*REQUIREMENT*:
Restate, word for word, all of the material shown below.

*THE INPUT*:

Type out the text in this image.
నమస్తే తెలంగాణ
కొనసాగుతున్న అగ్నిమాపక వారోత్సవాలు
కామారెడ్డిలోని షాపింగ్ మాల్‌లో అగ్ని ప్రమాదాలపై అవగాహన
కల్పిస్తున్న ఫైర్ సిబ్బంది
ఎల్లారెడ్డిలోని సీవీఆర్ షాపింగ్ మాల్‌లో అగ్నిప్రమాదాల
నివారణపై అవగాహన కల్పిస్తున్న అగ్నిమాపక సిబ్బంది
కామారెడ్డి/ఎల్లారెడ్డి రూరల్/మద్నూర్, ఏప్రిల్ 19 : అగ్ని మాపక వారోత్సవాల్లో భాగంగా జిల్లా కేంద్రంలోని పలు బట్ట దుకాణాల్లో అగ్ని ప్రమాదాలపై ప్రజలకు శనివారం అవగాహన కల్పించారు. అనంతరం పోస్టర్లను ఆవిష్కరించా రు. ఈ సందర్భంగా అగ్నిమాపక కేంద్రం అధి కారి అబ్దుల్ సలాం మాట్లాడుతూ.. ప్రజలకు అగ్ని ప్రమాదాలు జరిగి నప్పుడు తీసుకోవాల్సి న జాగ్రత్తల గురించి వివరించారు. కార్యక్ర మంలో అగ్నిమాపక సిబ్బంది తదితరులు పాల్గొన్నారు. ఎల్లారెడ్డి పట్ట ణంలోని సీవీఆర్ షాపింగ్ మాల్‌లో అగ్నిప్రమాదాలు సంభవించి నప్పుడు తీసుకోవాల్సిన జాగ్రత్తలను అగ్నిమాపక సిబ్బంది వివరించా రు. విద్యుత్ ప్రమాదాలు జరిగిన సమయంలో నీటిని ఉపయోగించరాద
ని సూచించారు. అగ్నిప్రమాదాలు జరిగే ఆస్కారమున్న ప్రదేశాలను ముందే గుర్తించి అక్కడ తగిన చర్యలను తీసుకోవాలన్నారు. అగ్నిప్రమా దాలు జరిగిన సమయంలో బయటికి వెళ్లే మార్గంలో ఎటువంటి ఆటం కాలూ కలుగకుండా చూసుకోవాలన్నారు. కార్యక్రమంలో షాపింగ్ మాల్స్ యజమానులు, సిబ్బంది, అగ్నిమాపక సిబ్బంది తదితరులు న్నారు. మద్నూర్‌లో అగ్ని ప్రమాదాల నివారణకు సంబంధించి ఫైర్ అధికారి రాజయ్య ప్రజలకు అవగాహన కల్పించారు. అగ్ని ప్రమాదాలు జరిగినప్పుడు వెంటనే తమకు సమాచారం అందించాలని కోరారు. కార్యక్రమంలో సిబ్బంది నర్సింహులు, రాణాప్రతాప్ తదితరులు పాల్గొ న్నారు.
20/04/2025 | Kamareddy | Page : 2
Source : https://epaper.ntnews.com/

*RESULT*:
Type out the text in this image.
నమస్తే తెలంగాణ
కొనసాగుతున్న అగ్నిమాపక వారోత్సవాలు
కామారెడ్డిలోని షాపింగ్ మాల్‌లో అగ్ని ప్రమాదాలపై అవగాహన
కల్పిస్తున్న ఫైర్ సిబ్బంది
ఎల్లారెడ్డిలోని సీవీఆర్ షాపింగ్ మాల్‌లో అగ్నిప్రమాదాల
నివారణపై అవగాహన కల్పిస్తున్న అగ్నిమాపక సిబ్బంది
కామారెడ్డి/ఎల్లారెడ్డి రూరల్/మద్నూర్, ఏప్రిల్ 19 : అగ్ని మాపక వారోత్సవాల్లో భాగంగా జిల్లా కేంద్రంలోని పలు బట్ట దుకాణాల్లో అగ్ని ప్రమాదాలపై ప్రజలకు శనివారం అవగాహన కల్పించారు. అనంతరం పోస్టర్లను ఆవిష్కరించా రు. ఈ సందర్భంగా అగ్నిమాపక కేంద్రం అధి కారి అబ్దుల్ సలాం మాట్లాడుతూ.. ప్రజలకు అగ్ని ప్రమాదాలు జరిగి నప్పుడు తీసుకోవాల్సి న జాగ్రత్తల గురించి వివరించారు. కార్యక్ర మంలో అగ్నిమాపక సిబ్బంది తదితరులు పాల్గొన్నారు. ఎల్లారెడ్డి పట్ట ణంలోని సీవీఆర్ షాపింగ్ మాల్‌లో అగ్నిప్రమాదాలు సంభవించి నప్పుడు తీసుకోవాల్సిన జాగ్రత్తలను అగ్నిమాపక సిబ్బంది వివరించా రు. విద్యుత్ ప్రమాదాలు జరిగిన సమయంలో నీటిని ఉపయోగించరాద
ని సూచించారు. అగ్నిప్రమాదాలు జరిగే ఆస్కారమున్న ప్రదేశాలను ముందే గుర్తించి అక్కడ తగిన చర్యలను తీసుకోవాలన్నారు. అగ్నిప్రమా దాలు జరిగిన సమయంలో బయటికి వెళ్లే మార్గంలో ఎటువంటి ఆటం కాలూ కలుగకుండా చూసుకోవాలన్నారు. కార్యక్రమంలో షాపింగ్ మాల్స్ యజమానులు, సిబ్బంది, అగ్నిమాపక సిబ్బంది తదితరులు న్నారు. మద్నూర్‌లో అగ్ని ప్రమాదాల నివారణకు సంబంధించి ఫైర్ అధికారి రాజయ్య ప్రజలకు అవగాహన కల్పించారు. అగ్ని ప్రమాదాలు జరిగినప్పుడు వెంటనే తమకు సమాచారం అందించాలని కోరారు. కార్యక్రమంలో సిబ్బంది నర్సింహులు, రాణాప్రతాప్ తదితరులు పాల్గొ న్నారు.
20/04/2025 | Kamareddy | Page : 2
Source : https://epaper.ntnews.com/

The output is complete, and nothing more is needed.